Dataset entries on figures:
□ □ □
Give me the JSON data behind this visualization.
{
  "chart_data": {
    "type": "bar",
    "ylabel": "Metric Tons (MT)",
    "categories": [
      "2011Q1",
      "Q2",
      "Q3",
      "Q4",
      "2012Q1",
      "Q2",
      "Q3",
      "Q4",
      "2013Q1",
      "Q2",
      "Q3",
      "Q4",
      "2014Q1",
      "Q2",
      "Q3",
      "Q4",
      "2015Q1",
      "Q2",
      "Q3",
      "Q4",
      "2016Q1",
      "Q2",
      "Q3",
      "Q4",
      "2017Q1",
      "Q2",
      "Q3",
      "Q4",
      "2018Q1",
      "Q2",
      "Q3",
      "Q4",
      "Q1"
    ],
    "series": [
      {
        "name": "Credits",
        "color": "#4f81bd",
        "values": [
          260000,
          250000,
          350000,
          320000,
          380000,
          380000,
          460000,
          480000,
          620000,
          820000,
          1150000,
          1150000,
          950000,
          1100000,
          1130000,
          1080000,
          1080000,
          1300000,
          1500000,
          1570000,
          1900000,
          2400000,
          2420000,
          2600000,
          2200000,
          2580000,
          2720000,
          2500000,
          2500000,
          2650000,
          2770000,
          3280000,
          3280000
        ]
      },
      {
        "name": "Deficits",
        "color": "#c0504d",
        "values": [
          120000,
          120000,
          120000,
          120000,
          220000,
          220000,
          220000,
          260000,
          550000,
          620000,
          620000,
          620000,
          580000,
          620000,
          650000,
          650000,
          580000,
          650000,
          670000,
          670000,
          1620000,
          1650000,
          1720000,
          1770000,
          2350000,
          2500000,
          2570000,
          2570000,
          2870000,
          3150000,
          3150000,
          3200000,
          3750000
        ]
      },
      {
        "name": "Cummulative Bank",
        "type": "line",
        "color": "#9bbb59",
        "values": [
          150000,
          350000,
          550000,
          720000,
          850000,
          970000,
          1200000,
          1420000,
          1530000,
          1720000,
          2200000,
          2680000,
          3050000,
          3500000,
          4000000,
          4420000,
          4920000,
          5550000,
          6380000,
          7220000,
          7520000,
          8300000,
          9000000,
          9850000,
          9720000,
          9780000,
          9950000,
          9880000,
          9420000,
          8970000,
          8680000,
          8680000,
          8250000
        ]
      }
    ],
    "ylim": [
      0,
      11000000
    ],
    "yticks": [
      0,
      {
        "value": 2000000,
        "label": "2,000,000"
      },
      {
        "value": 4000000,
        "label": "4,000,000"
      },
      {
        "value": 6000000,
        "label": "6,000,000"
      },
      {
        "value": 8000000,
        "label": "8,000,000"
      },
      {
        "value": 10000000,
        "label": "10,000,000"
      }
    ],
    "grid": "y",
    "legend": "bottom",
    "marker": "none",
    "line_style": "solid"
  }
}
□ □ □
THE PROBLEM:
From the data above, extract every line in its exact form.

THE ANSWER:
Give me the JSON data behind this visualization.
{
  "chart_data": {
    "type": "bar",
    "ylabel": "Metric Tons (MT)",
    "categories": [
      "2011Q1",
      "Q2",
      "Q3",
      "Q4",
      "2012Q1",
      "Q2",
      "Q3",
      "Q4",
      "2013Q1",
      "Q2",
      "Q3",
      "Q4",
      "2014Q1",
      "Q2",
      "Q3",
      "Q4",
      "2015Q1",
      "Q2",
      "Q3",
      "Q4",
      "2016Q1",
      "Q2",
      "Q3",
      "Q4",
      "2017Q1",
      "Q2",
      "Q3",
      "Q4",
      "2018Q1",
      "Q2",
      "Q3",
      "Q4",
      "Q1"
    ],
    "series": [
      {
        "name": "Credits",
        "color": "#4f81bd",
        "values": [
          260000,
          250000,
          350000,
          320000,
          380000,
          380000,
          460000,
          480000,
          620000,
          820000,
          1150000,
          1150000,
          950000,
          1100000,
          1130000,
          1080000,
          1080000,
          1300000,
          1500000,
          1570000,
          1900000,
          2400000,
          2420000,
          2600000,
          2200000,
          2580000,
          2720000,
          2500000,
          2500000,
          2650000,
          2770000,
          3280000,
          3280000
        ]
      },
      {
        "name": "Deficits",
        "color": "#c0504d",
        "values": [
          120000,
          120000,
          120000,
          120000,
          220000,
          220000,
          220000,
          260000,
          550000,
          620000,
          620000,
          620000,
          580000,
          620000,
          650000,
          650000,
          580000,
          650000,
          670000,
          670000,
          1620000,
          1650000,
          1720000,
          1770000,
          2350000,
          2500000,
          2570000,
          2570000,
          2870000,
          3150000,
          3150000,
          3200000,
          3750000
        ]
      },
      {
        "name": "Cummulative Bank",
        "type": "line",
        "color": "#9bbb59",
        "values": [
          150000,
          350000,
          550000,
          720000,
          850000,
          970000,
          1200000,
          1420000,
          1530000,
          1720000,
          2200000,
          2680000,
          3050000,
          3500000,
          4000000,
          4420000,
          4920000,
          5550000,
          6380000,
          7220000,
          7520000,
          8300000,
          9000000,
          9850000,
          9720000,
          9780000,
          9950000,
          9880000,
          9420000,
          8970000,
          8680000,
          8680000,
          8250000
        ]
      }
    ],
    "ylim": [
      0,
      11000000
    ],
    "yticks": [
      0,
      {
        "value": 2000000,
        "label": "2,000,000"
      },
      {
        "value": 4000000,
        "label": "4,000,000"
      },
      {
        "value": 6000000,
        "label": "6,000,000"
      },
      {
        "value": 8000000,
        "label": "8,000,000"
      },
      {
        "value": 10000000,
        "label": "10,000,000"
      }
    ],
    "grid": "y",
    "legend": "bottom",
    "marker": "none",
    "line_style": "solid"
  }
}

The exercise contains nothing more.